● Set exercise:
Look through the data below. Show each line where the string "this" occurs.

Excerpts from a figure dataset
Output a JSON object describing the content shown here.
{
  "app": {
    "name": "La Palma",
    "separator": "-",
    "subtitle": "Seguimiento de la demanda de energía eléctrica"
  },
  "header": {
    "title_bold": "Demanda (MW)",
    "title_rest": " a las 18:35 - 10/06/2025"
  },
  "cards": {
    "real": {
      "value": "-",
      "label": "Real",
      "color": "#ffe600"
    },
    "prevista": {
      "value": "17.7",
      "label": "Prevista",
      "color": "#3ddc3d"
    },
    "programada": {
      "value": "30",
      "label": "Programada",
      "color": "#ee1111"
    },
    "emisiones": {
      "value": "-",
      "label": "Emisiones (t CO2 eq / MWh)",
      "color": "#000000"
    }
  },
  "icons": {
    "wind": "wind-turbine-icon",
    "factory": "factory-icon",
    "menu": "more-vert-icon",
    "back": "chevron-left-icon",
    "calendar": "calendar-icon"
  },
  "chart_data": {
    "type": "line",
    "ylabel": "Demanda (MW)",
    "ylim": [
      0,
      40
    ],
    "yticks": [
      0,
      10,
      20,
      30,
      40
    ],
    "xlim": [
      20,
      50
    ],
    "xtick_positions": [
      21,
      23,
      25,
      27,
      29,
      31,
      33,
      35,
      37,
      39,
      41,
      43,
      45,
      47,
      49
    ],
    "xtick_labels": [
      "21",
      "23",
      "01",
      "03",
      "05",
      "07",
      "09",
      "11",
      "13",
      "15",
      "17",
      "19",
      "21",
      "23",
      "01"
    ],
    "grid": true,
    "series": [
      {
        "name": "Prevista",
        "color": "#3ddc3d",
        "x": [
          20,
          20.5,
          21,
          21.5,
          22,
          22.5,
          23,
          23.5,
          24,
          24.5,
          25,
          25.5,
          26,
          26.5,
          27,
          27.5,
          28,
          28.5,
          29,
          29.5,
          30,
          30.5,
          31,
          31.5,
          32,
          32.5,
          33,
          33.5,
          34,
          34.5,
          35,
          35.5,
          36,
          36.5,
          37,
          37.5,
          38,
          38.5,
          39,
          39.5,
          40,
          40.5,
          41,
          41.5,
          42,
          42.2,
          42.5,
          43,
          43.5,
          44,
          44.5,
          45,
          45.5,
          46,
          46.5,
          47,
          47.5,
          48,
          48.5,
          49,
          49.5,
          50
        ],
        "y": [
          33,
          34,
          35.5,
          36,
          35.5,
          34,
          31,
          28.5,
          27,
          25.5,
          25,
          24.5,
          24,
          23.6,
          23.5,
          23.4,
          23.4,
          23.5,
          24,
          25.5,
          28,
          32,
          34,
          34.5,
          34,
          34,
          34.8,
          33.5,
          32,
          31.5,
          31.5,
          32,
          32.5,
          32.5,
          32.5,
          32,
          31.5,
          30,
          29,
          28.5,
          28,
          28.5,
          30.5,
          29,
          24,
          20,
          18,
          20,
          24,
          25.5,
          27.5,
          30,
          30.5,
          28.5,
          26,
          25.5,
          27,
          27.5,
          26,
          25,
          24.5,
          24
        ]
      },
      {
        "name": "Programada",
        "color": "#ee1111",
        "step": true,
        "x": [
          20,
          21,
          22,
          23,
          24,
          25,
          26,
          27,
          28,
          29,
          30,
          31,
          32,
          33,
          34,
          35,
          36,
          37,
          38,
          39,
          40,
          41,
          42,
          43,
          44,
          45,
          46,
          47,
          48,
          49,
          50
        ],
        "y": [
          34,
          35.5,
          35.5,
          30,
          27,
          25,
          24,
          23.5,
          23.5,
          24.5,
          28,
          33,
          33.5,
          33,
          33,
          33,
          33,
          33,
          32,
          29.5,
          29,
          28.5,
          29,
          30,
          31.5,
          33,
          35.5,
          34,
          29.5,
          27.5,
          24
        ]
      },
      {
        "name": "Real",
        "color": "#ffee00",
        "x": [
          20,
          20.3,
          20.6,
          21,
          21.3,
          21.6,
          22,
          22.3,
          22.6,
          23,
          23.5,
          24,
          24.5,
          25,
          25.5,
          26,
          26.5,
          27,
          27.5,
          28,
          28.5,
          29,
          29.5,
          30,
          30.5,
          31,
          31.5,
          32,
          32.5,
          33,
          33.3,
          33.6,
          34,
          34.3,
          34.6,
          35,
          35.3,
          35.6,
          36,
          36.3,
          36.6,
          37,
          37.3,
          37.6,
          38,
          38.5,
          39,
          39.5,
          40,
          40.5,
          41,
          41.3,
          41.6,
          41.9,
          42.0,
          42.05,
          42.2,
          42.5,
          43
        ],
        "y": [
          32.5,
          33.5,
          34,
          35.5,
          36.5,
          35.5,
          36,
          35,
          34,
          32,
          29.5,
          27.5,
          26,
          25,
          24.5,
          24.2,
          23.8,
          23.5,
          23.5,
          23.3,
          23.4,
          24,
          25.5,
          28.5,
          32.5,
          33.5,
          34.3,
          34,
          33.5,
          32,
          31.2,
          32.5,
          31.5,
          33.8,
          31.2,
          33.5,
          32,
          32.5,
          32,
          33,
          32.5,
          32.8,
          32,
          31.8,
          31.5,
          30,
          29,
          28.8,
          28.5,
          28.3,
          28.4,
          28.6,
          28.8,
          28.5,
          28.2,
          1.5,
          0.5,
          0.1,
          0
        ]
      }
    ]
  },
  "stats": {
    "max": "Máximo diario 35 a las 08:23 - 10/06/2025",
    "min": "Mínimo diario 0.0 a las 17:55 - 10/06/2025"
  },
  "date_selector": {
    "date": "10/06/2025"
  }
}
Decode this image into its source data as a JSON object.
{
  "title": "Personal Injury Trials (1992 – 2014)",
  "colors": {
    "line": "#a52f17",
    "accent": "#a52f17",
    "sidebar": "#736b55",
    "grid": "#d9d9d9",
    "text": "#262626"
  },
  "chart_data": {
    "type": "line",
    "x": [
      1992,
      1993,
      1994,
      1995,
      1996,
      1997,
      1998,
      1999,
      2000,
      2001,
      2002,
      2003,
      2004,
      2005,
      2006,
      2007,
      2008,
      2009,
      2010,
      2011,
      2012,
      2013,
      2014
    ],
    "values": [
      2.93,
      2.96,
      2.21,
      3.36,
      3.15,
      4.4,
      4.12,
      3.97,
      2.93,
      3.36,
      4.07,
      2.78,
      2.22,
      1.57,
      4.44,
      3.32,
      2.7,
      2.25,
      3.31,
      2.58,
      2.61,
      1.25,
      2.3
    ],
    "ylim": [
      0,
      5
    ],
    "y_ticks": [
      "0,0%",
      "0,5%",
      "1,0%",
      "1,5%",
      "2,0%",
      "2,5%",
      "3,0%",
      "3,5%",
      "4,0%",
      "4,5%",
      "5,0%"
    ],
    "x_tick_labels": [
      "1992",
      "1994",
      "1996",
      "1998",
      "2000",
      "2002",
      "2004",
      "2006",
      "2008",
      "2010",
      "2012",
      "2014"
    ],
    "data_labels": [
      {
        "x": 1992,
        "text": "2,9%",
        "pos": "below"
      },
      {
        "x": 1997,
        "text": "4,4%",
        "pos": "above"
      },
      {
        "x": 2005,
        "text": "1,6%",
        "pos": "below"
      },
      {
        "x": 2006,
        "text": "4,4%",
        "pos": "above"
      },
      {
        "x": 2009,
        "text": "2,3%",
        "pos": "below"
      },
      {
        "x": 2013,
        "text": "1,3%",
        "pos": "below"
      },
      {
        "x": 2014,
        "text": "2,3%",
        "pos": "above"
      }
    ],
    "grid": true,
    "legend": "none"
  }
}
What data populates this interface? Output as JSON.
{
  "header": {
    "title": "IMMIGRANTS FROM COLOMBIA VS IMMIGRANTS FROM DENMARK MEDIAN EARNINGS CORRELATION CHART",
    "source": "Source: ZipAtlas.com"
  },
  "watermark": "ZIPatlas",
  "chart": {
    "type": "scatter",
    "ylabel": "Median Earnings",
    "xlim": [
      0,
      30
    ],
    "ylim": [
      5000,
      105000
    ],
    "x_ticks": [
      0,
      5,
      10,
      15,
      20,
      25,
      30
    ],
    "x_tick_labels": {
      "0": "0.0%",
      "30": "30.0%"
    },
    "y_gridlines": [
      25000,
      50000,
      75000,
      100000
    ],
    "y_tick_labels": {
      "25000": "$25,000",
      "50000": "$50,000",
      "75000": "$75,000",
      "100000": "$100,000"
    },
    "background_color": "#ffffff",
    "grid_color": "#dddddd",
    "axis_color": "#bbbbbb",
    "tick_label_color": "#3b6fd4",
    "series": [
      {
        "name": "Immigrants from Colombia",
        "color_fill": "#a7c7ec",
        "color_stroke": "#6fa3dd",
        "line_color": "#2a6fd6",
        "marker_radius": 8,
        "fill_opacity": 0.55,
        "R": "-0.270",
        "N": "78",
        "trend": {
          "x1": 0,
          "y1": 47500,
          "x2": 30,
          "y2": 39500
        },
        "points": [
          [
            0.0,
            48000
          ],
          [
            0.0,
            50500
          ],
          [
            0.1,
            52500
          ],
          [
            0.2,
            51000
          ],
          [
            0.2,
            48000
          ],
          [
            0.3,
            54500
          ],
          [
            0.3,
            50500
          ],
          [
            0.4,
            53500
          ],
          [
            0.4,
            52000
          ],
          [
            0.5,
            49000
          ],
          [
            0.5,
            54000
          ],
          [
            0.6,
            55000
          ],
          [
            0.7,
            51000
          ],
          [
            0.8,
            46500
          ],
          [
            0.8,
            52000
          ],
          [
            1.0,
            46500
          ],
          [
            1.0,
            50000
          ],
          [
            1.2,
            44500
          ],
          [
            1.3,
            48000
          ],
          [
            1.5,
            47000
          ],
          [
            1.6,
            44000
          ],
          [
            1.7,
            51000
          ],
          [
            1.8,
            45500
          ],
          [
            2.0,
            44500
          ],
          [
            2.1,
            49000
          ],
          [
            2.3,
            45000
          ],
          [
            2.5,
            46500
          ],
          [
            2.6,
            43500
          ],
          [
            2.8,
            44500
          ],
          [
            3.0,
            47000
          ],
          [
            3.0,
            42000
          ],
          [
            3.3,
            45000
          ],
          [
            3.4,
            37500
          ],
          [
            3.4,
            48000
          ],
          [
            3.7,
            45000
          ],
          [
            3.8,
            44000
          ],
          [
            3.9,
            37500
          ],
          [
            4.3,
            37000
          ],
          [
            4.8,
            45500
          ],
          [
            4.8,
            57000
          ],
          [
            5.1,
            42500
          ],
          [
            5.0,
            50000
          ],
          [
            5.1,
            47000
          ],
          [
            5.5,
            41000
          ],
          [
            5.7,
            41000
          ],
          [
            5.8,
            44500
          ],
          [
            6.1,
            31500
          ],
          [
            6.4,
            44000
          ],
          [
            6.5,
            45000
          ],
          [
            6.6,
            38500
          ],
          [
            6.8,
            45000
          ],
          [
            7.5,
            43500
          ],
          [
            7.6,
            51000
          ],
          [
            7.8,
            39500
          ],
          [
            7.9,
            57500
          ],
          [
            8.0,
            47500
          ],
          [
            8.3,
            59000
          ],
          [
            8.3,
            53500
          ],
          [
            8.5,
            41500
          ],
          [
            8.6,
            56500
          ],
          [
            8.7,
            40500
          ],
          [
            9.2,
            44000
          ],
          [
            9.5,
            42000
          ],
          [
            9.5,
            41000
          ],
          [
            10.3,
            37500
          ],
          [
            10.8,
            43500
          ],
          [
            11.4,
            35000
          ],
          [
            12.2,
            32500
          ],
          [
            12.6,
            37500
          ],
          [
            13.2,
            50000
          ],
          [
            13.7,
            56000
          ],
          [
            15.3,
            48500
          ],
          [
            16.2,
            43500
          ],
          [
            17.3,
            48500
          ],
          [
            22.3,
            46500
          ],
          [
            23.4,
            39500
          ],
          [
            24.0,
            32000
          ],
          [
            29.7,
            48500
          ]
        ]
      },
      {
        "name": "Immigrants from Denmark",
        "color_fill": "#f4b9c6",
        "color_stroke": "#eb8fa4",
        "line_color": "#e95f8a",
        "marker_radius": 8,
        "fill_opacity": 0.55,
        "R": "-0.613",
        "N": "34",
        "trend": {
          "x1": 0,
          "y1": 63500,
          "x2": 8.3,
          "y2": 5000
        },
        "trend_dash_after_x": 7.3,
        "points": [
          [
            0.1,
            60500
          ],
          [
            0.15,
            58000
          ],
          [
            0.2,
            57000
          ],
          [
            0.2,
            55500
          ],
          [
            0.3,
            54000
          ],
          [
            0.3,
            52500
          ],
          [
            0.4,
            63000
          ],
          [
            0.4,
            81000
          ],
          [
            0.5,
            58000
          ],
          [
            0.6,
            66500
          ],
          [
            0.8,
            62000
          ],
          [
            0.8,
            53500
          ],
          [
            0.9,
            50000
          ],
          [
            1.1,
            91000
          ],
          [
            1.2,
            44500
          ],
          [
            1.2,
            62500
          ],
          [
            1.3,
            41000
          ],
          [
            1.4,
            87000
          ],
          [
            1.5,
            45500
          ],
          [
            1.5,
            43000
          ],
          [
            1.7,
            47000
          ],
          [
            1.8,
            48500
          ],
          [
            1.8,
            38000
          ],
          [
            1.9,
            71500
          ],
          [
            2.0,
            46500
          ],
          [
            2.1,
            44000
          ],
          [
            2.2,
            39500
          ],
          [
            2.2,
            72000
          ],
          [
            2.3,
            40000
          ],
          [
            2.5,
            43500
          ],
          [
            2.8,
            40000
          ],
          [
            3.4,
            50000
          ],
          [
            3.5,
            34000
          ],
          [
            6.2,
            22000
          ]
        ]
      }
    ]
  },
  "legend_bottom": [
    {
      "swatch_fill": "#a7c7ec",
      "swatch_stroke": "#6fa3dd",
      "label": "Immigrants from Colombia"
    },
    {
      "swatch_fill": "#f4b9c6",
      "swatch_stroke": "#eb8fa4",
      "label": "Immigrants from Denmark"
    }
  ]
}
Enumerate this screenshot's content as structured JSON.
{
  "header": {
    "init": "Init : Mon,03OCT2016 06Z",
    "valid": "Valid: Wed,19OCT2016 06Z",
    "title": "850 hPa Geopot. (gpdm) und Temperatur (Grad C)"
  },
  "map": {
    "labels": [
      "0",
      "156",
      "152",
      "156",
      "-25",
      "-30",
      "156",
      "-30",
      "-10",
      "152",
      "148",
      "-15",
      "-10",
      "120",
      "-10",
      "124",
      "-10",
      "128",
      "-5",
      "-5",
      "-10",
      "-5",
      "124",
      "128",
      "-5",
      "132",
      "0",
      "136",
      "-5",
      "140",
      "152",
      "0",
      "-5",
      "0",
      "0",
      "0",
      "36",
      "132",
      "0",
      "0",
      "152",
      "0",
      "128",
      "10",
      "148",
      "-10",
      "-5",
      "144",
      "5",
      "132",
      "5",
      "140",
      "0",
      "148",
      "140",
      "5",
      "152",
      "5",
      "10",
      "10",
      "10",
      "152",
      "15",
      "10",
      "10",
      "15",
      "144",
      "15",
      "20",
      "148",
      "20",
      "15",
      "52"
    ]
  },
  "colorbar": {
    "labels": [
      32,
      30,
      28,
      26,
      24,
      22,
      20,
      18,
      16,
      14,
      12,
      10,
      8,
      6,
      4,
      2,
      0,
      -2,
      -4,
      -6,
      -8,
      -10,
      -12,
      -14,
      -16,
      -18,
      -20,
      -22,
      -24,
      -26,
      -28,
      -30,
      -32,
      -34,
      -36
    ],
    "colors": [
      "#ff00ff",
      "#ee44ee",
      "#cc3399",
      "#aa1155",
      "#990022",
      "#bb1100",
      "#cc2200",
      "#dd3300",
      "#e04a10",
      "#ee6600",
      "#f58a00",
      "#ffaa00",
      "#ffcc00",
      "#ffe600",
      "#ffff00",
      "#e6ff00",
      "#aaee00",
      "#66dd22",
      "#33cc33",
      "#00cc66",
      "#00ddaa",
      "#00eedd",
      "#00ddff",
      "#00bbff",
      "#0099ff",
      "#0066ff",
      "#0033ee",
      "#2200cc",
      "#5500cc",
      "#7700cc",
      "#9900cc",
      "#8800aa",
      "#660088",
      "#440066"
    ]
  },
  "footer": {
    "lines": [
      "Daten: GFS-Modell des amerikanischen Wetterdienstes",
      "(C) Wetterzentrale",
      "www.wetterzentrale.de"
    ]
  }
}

● Full output:
Decode this image into its source data as a JSON object.
What data populates this interface? Output as JSON.
Enumerate this screenshot's content as structured JSON.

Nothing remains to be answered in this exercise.